-- Start --

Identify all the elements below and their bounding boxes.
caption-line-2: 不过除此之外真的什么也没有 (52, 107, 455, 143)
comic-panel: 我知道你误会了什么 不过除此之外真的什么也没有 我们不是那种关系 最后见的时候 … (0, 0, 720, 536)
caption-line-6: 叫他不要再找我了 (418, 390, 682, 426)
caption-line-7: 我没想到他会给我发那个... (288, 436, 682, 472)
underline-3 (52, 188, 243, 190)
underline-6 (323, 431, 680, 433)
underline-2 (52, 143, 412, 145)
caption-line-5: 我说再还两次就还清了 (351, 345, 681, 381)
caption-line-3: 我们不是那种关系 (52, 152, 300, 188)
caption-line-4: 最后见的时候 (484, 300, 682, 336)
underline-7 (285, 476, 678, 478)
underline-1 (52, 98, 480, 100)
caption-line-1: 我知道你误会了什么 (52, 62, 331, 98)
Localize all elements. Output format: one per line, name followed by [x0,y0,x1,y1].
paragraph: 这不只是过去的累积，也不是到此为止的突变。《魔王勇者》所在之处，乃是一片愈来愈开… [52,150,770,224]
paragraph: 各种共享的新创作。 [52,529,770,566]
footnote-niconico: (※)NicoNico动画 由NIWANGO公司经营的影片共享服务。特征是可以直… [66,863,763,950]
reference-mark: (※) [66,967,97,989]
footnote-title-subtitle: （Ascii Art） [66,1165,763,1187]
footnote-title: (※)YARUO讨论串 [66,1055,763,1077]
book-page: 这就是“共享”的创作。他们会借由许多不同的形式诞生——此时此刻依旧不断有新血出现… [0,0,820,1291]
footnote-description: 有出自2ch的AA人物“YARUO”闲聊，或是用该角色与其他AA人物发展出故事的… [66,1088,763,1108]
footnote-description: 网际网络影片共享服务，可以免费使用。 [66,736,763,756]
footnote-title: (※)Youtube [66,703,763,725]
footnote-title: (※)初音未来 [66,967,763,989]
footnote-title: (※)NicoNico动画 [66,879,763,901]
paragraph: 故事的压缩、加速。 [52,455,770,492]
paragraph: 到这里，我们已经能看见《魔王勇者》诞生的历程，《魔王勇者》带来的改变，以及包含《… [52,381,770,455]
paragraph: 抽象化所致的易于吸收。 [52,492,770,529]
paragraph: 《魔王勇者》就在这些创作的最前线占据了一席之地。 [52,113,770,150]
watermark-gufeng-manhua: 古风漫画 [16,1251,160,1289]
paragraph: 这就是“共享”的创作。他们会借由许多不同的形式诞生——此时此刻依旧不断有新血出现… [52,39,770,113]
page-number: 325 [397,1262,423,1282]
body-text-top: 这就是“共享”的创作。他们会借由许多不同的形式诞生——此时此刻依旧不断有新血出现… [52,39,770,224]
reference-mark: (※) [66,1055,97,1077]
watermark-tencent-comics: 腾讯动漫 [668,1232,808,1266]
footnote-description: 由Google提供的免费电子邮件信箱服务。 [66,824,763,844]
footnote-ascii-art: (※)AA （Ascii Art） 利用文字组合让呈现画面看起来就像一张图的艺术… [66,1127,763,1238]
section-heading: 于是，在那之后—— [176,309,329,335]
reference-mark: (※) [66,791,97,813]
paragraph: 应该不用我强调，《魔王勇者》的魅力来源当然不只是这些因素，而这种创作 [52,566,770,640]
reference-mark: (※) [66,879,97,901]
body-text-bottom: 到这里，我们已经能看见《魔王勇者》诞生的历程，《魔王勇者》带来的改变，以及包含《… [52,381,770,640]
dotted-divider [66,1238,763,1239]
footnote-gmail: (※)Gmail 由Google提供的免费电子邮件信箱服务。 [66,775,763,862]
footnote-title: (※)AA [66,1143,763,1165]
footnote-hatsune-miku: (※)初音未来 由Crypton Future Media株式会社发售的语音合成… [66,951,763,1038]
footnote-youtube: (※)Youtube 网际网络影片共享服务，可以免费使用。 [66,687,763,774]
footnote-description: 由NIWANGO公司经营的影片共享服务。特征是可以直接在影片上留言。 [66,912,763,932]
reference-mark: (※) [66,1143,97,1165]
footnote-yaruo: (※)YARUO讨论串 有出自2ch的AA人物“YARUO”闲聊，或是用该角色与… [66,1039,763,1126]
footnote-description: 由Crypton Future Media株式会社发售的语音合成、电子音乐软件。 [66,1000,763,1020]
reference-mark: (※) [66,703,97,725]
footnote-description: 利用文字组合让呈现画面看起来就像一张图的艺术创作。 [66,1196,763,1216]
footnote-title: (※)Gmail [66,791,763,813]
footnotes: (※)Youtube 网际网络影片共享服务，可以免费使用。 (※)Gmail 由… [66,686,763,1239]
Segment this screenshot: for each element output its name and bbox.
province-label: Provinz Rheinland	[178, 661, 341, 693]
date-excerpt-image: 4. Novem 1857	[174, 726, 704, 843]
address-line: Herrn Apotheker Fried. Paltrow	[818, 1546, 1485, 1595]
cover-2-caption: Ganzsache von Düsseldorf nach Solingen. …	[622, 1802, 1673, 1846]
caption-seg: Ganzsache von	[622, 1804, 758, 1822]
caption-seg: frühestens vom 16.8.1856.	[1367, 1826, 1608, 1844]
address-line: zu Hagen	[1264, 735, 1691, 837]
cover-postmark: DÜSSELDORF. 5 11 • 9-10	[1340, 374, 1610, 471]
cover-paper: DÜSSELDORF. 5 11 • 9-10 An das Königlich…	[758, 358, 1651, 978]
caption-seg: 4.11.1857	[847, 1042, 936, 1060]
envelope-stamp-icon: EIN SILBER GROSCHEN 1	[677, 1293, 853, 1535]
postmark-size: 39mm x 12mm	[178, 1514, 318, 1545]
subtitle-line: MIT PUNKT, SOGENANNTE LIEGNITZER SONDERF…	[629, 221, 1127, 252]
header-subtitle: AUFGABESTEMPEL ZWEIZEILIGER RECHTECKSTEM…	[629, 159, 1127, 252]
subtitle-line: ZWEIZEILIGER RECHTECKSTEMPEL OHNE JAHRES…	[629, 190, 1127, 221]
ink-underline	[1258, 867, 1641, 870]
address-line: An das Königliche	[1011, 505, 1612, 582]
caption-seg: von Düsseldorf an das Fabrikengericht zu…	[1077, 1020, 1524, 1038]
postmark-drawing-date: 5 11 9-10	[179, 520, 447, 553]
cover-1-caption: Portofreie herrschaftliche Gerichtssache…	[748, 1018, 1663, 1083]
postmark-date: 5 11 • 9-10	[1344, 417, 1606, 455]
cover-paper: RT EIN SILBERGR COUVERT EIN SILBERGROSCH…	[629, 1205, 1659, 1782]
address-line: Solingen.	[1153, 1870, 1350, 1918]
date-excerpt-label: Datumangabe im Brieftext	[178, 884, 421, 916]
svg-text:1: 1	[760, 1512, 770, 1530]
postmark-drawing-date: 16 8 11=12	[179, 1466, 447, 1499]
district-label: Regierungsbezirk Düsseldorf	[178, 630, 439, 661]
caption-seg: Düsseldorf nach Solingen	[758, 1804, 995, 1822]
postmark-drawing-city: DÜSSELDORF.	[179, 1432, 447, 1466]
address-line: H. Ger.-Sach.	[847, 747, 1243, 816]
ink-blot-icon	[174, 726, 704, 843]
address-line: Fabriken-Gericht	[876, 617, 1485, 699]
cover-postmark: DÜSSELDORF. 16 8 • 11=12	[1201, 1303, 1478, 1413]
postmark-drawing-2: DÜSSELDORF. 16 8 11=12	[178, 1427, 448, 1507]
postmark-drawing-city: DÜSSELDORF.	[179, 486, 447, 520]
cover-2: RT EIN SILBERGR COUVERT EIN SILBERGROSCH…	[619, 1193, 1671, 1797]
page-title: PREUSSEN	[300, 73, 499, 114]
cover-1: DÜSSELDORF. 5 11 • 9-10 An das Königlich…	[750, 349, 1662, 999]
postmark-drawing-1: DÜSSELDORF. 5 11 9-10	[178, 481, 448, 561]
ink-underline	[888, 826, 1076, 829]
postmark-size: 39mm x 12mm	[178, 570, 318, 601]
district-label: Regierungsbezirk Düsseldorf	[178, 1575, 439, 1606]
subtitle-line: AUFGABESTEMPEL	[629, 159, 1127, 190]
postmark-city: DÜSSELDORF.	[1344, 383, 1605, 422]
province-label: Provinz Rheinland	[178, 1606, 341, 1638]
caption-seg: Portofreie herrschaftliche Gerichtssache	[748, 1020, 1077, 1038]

-- End --

◆ AIM ◆
Please give only the number of lines in the material above that contain the word "ZWEIZEILIGER", counting only matches with the same case.

◆ FULL RESPONSE ◆
2